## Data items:
%%

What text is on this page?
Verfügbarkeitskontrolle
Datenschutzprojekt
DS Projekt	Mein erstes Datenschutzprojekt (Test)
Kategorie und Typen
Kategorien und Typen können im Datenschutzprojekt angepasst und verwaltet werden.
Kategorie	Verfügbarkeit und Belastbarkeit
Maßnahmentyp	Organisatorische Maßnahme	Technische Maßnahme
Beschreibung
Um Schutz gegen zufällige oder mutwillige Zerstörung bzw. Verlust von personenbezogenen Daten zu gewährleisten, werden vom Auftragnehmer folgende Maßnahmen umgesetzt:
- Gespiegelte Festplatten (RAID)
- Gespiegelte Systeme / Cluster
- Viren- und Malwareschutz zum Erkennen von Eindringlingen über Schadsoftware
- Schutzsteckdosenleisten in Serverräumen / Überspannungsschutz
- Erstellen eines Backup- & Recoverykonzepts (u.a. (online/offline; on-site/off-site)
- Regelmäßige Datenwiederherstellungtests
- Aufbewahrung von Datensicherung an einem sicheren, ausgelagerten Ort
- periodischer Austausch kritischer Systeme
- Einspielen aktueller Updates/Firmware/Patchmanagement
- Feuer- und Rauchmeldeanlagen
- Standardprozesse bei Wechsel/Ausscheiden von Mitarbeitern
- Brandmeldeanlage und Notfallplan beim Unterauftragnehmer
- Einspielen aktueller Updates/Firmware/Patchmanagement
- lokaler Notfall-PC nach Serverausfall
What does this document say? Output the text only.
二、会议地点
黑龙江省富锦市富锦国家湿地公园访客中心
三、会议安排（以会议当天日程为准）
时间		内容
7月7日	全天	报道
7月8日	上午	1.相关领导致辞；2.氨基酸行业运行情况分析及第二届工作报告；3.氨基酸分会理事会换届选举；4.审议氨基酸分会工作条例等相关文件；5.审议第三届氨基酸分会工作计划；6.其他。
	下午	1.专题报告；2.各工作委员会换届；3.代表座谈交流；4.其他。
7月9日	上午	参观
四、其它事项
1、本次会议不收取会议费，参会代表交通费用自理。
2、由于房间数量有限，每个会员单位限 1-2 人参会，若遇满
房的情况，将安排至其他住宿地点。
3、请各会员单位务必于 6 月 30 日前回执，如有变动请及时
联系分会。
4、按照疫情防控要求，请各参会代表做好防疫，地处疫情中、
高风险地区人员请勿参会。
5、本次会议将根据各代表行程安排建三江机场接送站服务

%%

Reproduce the full listing exactly.

## Final answer:
What text is on this page?
Verfügbarkeitskontrolle
Datenschutzprojekt
DS Projekt	Mein erstes Datenschutzprojekt (Test)
Kategorie und Typen
Kategorien und Typen können im Datenschutzprojekt angepasst und verwaltet werden.
Kategorie	Verfügbarkeit und Belastbarkeit
Maßnahmentyp	Organisatorische Maßnahme	Technische Maßnahme
Beschreibung
Um Schutz gegen zufällige oder mutwillige Zerstörung bzw. Verlust von personenbezogenen Daten zu gewährleisten, werden vom Auftragnehmer folgende Maßnahmen umgesetzt:
- Gespiegelte Festplatten (RAID)
- Gespiegelte Systeme / Cluster
- Viren- und Malwareschutz zum Erkennen von Eindringlingen über Schadsoftware
- Schutzsteckdosenleisten in Serverräumen / Überspannungsschutz
- Erstellen eines Backup- & Recoverykonzepts (u.a. (online/offline; on-site/off-site)
- Regelmäßige Datenwiederherstellungtests
- Aufbewahrung von Datensicherung an einem sicheren, ausgelagerten Ort
- periodischer Austausch kritischer Systeme
- Einspielen aktueller Updates/Firmware/Patchmanagement
- Feuer- und Rauchmeldeanlagen
- Standardprozesse bei Wechsel/Ausscheiden von Mitarbeitern
- Brandmeldeanlage und Notfallplan beim Unterauftragnehmer
- Einspielen aktueller Updates/Firmware/Patchmanagement
- lokaler Notfall-PC nach Serverausfall
What does this document say? Output the text only.
二、会议地点
黑龙江省富锦市富锦国家湿地公园访客中心
三、会议安排（以会议当天日程为准）
时间		内容
7月7日	全天	报道
7月8日	上午	1.相关领导致辞；2.氨基酸行业运行情况分析及第二届工作报告；3.氨基酸分会理事会换届选举；4.审议氨基酸分会工作条例等相关文件；5.审议第三届氨基酸分会工作计划；6.其他。
	下午	1.专题报告；2.各工作委员会换届；3.代表座谈交流；4.其他。
7月9日	上午	参观
四、其它事项
1、本次会议不收取会议费，参会代表交通费用自理。
2、由于房间数量有限，每个会员单位限 1-2 人参会，若遇满
房的情况，将安排至其他住宿地点。
3、请各会员单位务必于 6 月 30 日前回执，如有变动请及时
联系分会。
4、按照疫情防控要求，请各参会代表做好防疫，地处疫情中、
高风险地区人员请勿参会。
5、本次会议将根据各代表行程安排建三江机场接送站服务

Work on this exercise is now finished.